* Aim of the task:
Transcribe the records below exactly as they appear.

** begin Materials provided **

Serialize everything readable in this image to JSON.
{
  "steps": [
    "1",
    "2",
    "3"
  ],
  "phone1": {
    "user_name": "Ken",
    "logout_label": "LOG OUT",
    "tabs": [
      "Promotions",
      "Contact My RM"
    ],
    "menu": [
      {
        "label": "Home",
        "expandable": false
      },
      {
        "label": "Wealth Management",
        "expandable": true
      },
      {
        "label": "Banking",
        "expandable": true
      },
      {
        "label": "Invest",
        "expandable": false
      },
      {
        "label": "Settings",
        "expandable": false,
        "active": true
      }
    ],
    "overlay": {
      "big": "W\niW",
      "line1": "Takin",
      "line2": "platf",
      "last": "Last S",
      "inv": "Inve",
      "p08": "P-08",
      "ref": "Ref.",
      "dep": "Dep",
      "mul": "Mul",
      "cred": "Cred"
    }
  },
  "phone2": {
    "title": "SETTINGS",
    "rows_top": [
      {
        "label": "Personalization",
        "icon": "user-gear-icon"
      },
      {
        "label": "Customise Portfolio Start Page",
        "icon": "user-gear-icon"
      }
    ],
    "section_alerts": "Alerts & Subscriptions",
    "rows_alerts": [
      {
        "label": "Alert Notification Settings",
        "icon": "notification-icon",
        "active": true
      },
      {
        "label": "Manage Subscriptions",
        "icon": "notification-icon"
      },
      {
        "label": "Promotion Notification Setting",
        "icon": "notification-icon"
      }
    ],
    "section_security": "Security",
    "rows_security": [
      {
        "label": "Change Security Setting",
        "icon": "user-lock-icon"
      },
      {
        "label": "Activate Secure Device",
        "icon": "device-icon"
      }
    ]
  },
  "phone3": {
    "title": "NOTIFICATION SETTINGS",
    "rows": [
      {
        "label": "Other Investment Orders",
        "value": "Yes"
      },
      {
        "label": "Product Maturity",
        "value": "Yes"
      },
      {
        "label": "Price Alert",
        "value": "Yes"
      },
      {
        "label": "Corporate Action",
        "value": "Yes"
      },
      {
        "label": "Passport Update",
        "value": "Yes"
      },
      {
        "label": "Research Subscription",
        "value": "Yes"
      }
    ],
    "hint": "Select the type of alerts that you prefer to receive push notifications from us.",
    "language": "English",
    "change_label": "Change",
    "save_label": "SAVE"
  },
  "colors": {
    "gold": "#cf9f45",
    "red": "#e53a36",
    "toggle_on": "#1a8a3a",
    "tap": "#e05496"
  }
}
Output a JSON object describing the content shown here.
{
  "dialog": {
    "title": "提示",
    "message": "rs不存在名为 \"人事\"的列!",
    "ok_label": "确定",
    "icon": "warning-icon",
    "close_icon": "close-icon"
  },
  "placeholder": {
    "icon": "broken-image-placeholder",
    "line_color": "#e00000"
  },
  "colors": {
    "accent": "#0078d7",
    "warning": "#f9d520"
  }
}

** end Materials provided **

* Solution for this problem:
Serialize everything readable in this image to JSON.
{
  "steps": [
    "1",
    "2",
    "3"
  ],
  "phone1": {
    "user_name": "Ken",
    "logout_label": "LOG OUT",
    "tabs": [
      "Promotions",
      "Contact My RM"
    ],
    "menu": [
      {
        "label": "Home",
        "expandable": false
      },
      {
        "label": "Wealth Management",
        "expandable": true
      },
      {
        "label": "Banking",
        "expandable": true
      },
      {
        "label": "Invest",
        "expandable": false
      },
      {
        "label": "Settings",
        "expandable": false,
        "active": true
      }
    ],
    "overlay": {
      "big": "W\niW",
      "line1": "Takin",
      "line2": "platf",
      "last": "Last S",
      "inv": "Inve",
      "p08": "P-08",
      "ref": "Ref.",
      "dep": "Dep",
      "mul": "Mul",
      "cred": "Cred"
    }
  },
  "phone2": {
    "title": "SETTINGS",
    "rows_top": [
      {
        "label": "Personalization",
        "icon": "user-gear-icon"
      },
      {
        "label": "Customise Portfolio Start Page",
        "icon": "user-gear-icon"
      }
    ],
    "section_alerts": "Alerts & Subscriptions",
    "rows_alerts": [
      {
        "label": "Alert Notification Settings",
        "icon": "notification-icon",
        "active": true
      },
      {
        "label": "Manage Subscriptions",
        "icon": "notification-icon"
      },
      {
        "label": "Promotion Notification Setting",
        "icon": "notification-icon"
      }
    ],
    "section_security": "Security",
    "rows_security": [
      {
        "label": "Change Security Setting",
        "icon": "user-lock-icon"
      },
      {
        "label": "Activate Secure Device",
        "icon": "device-icon"
      }
    ]
  },
  "phone3": {
    "title": "NOTIFICATION SETTINGS",
    "rows": [
      {
        "label": "Other Investment Orders",
        "value": "Yes"
      },
      {
        "label": "Product Maturity",
        "value": "Yes"
      },
      {
        "label": "Price Alert",
        "value": "Yes"
      },
      {
        "label": "Corporate Action",
        "value": "Yes"
      },
      {
        "label": "Passport Update",
        "value": "Yes"
      },
      {
        "label": "Research Subscription",
        "value": "Yes"
      }
    ],
    "hint": "Select the type of alerts that you prefer to receive push notifications from us.",
    "language": "English",
    "change_label": "Change",
    "save_label": "SAVE"
  },
  "colors": {
    "gold": "#cf9f45",
    "red": "#e53a36",
    "toggle_on": "#1a8a3a",
    "tap": "#e05496"
  }
}
Output a JSON object describing the content shown here.
{
  "dialog": {
    "title": "提示",
    "message": "rs不存在名为 \"人事\"的列!",
    "ok_label": "确定",
    "icon": "warning-icon",
    "close_icon": "close-icon"
  },
  "placeholder": {
    "icon": "broken-image-placeholder",
    "line_color": "#e00000"
  },
  "colors": {
    "accent": "#0078d7",
    "warning": "#f9d520"
  }
}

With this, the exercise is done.